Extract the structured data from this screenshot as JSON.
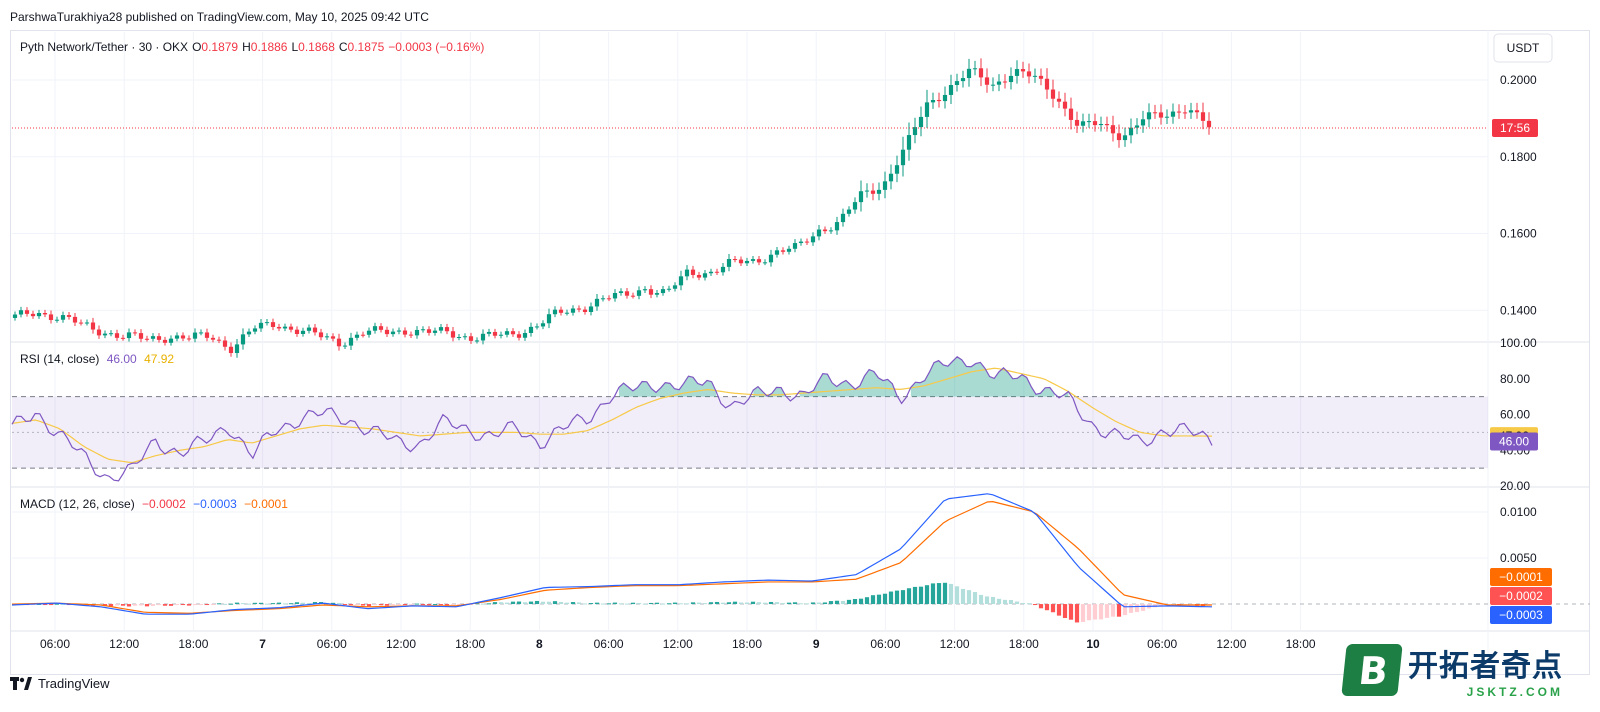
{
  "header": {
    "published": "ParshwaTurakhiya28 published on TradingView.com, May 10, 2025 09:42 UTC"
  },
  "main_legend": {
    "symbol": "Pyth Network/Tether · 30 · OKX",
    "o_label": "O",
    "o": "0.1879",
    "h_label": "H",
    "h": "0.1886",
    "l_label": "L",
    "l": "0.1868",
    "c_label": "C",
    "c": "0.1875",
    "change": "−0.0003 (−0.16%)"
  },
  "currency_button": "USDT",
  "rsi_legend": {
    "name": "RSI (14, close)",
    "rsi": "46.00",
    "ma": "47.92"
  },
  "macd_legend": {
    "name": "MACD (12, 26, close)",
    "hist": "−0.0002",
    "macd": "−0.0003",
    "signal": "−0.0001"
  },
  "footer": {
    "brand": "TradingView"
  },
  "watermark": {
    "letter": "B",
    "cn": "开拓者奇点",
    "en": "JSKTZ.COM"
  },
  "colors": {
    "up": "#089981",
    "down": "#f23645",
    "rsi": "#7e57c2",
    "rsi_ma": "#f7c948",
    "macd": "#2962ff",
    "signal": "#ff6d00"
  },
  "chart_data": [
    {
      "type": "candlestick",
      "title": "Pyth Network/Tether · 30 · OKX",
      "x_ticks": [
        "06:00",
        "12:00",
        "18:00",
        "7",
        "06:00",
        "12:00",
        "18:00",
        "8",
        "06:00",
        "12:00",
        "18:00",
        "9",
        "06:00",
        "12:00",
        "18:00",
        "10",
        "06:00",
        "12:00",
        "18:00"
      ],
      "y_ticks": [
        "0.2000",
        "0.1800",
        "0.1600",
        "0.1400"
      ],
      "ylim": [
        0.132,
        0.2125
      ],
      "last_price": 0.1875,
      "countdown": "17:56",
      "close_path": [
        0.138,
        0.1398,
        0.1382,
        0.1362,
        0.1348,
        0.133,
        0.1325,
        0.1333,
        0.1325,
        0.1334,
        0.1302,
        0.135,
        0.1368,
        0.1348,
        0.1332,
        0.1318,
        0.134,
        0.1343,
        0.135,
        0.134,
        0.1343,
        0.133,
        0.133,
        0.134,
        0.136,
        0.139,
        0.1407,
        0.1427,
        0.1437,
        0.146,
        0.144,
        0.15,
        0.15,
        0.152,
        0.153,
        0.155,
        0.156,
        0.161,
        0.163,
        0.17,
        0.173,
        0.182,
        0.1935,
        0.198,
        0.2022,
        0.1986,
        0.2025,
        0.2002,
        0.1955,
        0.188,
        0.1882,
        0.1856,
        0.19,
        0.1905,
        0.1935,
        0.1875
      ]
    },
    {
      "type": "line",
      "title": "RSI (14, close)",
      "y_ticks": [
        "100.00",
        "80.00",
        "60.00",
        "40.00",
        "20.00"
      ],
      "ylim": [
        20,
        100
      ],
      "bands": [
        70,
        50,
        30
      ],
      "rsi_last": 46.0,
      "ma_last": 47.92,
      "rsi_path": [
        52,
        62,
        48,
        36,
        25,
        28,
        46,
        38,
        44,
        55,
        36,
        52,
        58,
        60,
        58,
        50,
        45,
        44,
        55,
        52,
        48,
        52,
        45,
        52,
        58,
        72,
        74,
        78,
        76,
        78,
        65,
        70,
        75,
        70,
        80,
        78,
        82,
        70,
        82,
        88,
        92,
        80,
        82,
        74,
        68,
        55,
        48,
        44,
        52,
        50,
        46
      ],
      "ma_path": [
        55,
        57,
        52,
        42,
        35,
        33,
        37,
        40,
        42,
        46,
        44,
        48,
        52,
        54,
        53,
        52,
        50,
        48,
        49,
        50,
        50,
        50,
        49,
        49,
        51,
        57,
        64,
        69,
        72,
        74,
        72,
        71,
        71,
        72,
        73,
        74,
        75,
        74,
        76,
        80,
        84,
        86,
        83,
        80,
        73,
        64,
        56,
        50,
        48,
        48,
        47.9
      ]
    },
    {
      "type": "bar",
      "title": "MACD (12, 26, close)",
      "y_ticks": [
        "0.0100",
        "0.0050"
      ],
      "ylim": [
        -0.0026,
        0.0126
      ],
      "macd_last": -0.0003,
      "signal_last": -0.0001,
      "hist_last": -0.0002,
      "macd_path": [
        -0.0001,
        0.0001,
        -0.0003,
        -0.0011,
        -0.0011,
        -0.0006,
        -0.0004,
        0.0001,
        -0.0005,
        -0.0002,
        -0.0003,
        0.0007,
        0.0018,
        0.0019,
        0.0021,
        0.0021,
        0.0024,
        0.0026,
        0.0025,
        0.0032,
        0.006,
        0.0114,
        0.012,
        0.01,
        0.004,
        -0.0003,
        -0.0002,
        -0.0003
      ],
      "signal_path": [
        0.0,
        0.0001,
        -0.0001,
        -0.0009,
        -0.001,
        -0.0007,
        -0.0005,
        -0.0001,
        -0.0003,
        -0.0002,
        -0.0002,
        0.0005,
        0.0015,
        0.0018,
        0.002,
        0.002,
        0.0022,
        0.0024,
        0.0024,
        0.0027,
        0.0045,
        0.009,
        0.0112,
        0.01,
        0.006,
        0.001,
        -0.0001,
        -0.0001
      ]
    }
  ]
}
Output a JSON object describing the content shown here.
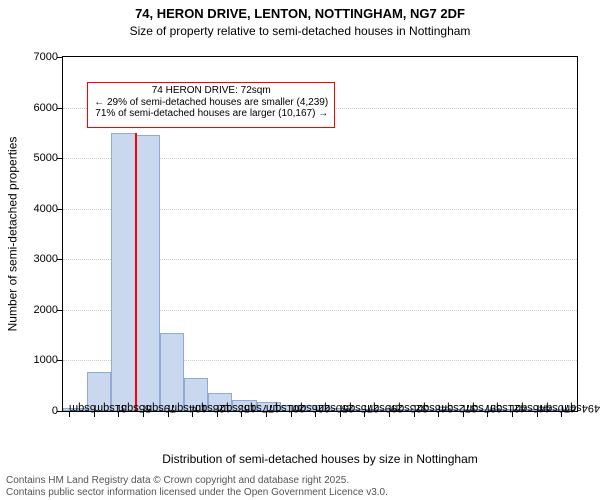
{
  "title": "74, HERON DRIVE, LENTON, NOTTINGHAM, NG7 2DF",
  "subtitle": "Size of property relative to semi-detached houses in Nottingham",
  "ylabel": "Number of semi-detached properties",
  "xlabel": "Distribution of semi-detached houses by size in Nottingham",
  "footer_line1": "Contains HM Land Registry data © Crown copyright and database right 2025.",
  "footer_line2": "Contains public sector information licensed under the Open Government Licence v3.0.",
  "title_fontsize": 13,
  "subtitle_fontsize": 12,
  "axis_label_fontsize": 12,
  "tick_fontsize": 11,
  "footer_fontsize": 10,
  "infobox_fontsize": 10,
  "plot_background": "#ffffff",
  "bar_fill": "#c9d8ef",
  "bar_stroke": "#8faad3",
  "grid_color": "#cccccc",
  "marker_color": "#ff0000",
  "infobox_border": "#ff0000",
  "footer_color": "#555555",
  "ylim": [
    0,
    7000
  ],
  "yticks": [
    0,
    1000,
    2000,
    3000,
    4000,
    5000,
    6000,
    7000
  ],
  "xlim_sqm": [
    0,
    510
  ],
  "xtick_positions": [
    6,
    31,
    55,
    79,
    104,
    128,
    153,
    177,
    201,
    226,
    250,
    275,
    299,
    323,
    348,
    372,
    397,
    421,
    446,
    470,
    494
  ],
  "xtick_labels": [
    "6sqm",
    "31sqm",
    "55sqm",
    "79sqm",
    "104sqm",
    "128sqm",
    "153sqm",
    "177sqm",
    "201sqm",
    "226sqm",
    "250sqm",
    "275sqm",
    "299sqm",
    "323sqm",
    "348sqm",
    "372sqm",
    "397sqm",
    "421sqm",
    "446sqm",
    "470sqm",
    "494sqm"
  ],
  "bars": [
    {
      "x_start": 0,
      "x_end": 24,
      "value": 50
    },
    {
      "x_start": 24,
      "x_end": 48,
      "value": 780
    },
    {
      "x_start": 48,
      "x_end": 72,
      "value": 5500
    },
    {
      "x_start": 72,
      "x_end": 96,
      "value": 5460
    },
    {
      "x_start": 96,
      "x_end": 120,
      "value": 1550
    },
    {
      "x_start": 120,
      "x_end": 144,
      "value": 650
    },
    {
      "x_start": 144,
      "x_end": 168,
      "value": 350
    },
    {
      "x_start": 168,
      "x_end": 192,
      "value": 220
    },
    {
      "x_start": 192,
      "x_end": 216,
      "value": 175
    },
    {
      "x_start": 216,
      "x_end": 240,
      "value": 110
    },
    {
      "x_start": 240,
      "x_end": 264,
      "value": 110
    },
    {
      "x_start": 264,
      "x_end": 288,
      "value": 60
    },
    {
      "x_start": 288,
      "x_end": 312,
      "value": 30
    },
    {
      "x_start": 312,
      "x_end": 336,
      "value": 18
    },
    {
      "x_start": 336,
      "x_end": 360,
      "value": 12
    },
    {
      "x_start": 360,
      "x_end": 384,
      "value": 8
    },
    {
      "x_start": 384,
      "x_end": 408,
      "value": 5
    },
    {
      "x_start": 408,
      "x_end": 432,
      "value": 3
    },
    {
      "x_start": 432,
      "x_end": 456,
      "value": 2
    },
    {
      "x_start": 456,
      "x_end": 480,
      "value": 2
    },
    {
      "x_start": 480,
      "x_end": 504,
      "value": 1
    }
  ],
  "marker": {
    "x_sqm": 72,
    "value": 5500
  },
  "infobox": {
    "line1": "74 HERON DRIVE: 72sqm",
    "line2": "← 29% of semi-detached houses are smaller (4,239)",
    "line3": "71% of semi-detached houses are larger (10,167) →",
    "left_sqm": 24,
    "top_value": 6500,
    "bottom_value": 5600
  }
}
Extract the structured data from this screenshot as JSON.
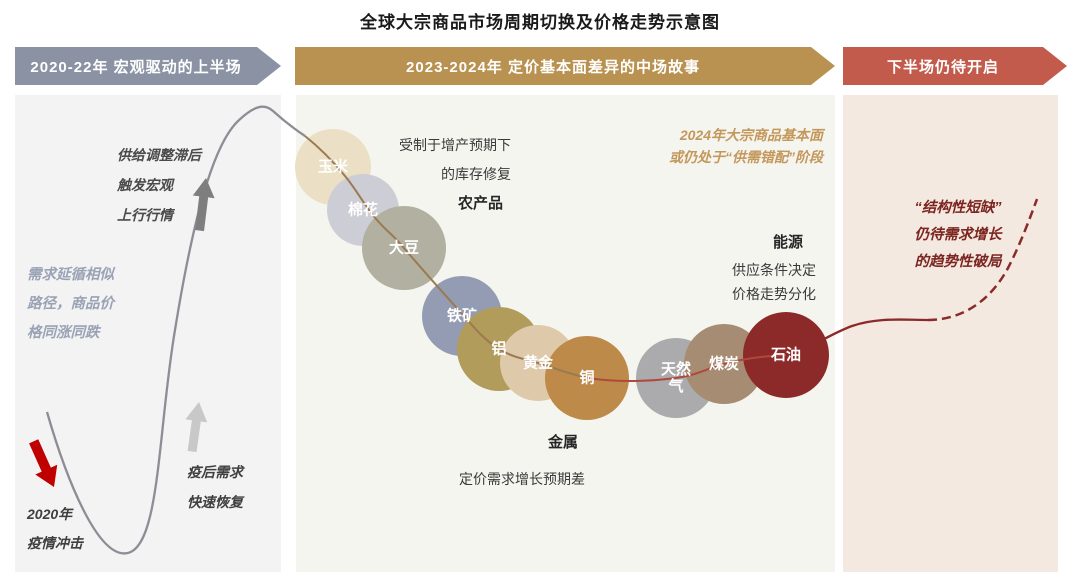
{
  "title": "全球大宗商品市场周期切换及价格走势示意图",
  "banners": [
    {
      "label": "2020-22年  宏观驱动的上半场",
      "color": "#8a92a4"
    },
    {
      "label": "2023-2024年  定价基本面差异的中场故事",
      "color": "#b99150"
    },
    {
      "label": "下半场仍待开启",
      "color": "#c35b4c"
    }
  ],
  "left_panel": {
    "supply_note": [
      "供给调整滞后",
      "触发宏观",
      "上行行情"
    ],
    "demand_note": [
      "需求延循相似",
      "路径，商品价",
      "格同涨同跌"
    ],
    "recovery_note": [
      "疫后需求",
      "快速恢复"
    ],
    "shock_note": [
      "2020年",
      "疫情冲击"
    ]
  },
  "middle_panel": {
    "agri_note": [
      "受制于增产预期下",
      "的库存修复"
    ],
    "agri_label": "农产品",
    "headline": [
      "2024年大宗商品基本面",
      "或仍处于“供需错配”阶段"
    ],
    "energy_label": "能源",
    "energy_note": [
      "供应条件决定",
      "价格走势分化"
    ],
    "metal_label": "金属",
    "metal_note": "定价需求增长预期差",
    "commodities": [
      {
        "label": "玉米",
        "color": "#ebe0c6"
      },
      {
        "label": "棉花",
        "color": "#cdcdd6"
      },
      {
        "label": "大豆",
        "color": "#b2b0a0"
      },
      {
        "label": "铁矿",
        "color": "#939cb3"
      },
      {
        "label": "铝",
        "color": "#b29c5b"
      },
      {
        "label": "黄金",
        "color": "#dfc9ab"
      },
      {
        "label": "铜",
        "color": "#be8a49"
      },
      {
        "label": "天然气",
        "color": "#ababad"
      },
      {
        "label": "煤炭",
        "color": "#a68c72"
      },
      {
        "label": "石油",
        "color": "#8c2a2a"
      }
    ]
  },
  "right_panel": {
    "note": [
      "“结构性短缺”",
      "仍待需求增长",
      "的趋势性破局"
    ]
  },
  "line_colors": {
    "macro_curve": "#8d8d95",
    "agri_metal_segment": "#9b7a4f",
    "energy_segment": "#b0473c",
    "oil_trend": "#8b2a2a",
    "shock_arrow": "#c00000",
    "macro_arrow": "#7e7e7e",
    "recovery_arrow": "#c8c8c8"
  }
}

:::::

> DIRECTIONS:
Report the number of lines in the entries above that include the string "type". Give nothing but the number.

> RESPONSE:
3